-------- Exercise input --------

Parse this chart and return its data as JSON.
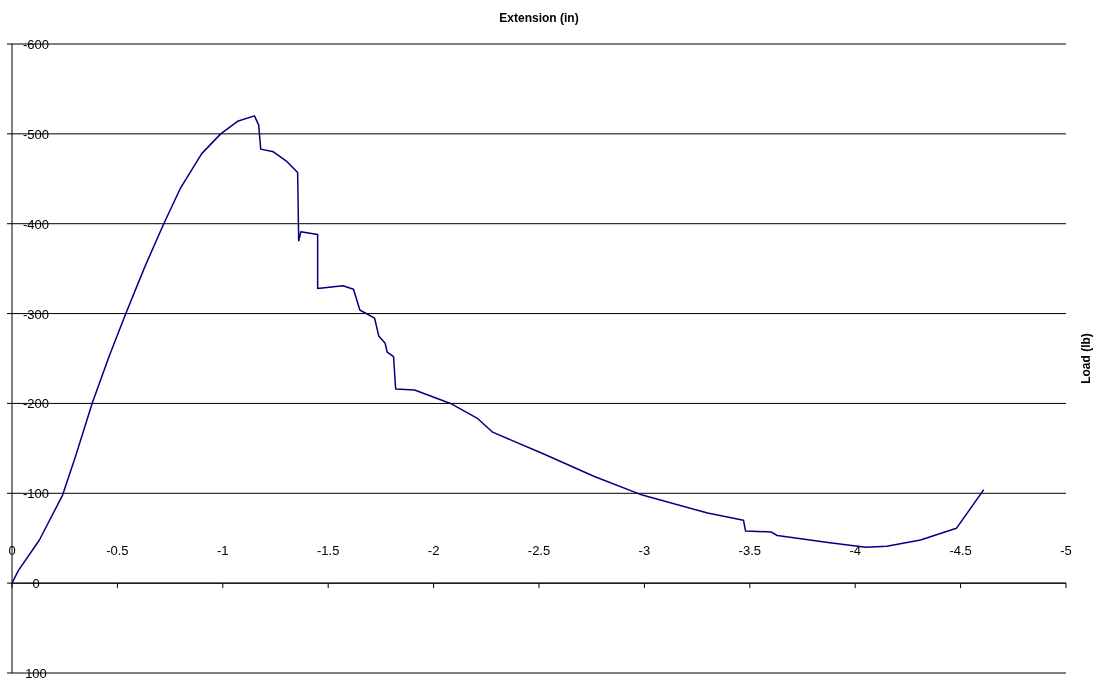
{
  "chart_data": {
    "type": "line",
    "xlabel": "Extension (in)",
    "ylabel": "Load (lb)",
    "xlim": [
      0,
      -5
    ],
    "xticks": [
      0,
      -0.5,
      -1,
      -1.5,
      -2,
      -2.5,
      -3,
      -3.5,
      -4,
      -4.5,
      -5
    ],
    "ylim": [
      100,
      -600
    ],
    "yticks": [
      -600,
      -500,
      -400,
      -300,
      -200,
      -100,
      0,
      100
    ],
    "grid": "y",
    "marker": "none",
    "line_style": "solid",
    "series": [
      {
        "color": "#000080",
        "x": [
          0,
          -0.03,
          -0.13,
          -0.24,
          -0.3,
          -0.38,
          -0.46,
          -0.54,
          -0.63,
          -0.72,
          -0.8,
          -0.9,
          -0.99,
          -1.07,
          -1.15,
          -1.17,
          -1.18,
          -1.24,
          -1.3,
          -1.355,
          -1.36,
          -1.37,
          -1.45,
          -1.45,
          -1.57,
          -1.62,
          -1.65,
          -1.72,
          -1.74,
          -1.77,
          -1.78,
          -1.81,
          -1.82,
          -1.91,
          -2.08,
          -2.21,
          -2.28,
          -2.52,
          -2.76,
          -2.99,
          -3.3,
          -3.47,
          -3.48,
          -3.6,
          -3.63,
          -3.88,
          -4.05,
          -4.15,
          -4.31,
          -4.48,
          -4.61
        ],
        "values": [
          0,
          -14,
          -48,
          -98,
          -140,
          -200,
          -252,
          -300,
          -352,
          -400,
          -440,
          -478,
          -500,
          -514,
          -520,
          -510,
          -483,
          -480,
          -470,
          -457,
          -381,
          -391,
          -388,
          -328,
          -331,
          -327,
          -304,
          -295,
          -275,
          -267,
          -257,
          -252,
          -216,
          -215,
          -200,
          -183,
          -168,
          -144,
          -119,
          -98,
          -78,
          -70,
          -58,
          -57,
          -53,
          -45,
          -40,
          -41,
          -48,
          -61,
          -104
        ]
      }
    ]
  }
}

--------
-------- Exercise input --------

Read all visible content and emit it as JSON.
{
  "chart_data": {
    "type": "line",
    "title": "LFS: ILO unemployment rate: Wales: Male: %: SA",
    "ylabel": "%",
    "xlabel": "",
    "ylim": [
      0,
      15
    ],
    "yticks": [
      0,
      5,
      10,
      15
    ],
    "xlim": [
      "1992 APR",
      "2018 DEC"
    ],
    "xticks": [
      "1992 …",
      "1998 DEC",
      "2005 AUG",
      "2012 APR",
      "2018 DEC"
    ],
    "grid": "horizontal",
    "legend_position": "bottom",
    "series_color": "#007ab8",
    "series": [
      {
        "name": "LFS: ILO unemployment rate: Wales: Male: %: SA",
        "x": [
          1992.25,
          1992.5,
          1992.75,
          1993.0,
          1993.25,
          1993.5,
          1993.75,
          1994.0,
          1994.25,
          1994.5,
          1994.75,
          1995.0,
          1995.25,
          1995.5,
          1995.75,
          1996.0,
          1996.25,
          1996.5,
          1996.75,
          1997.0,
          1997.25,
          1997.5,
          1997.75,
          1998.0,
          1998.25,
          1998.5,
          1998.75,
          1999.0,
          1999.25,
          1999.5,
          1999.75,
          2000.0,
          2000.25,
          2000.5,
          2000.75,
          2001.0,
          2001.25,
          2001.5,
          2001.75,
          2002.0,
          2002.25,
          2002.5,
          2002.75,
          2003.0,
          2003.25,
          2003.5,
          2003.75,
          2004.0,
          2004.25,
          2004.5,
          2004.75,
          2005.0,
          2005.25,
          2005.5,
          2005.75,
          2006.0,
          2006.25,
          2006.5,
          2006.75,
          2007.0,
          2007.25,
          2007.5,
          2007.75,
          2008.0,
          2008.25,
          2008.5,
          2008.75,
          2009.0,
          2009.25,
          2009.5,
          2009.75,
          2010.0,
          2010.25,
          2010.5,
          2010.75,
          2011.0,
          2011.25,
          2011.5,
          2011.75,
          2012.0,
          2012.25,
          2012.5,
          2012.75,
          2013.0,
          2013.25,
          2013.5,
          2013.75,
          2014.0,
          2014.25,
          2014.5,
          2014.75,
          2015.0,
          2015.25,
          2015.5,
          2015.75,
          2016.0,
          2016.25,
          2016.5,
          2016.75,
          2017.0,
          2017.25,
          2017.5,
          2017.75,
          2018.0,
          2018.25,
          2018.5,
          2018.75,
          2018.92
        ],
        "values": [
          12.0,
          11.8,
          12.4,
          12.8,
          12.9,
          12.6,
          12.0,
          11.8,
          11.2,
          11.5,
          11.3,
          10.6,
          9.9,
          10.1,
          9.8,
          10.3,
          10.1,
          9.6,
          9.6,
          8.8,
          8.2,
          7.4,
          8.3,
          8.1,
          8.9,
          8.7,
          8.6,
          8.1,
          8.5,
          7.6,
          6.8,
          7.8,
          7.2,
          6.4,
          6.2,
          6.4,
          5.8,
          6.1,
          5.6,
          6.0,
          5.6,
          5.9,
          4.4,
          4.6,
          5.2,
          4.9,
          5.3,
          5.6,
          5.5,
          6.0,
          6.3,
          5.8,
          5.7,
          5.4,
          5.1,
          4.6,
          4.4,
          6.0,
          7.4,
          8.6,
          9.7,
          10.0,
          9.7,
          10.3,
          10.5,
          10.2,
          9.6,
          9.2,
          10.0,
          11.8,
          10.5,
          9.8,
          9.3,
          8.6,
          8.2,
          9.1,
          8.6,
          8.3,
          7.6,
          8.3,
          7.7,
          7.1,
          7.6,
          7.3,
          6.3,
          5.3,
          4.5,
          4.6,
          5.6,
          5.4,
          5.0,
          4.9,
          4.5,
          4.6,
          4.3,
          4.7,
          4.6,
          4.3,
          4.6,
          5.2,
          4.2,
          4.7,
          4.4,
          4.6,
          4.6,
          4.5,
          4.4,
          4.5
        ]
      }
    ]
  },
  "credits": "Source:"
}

--------
-------- Exercise input --------

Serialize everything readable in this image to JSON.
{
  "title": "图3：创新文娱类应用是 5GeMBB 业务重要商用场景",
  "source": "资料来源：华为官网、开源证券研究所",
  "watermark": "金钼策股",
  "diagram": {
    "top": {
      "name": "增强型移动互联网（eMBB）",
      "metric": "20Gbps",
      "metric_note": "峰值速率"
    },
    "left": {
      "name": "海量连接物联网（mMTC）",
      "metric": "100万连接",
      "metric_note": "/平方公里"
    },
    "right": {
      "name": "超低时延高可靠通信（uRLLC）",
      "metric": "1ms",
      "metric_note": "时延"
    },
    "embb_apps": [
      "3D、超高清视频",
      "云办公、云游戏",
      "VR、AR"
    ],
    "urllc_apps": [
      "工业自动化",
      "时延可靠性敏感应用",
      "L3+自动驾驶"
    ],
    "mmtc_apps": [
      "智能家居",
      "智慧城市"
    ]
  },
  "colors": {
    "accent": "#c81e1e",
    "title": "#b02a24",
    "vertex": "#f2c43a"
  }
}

--------

Exercise details: Find each line in the records holding the string "title" and show it.

Exercise response:
    "title": "LFS: ILO unemployment rate: Wales: Male: %: SA",
  "title": "图3：创新文娱类应用是 5GeMBB 业务重要商用场景",
    "title": "#b02a24",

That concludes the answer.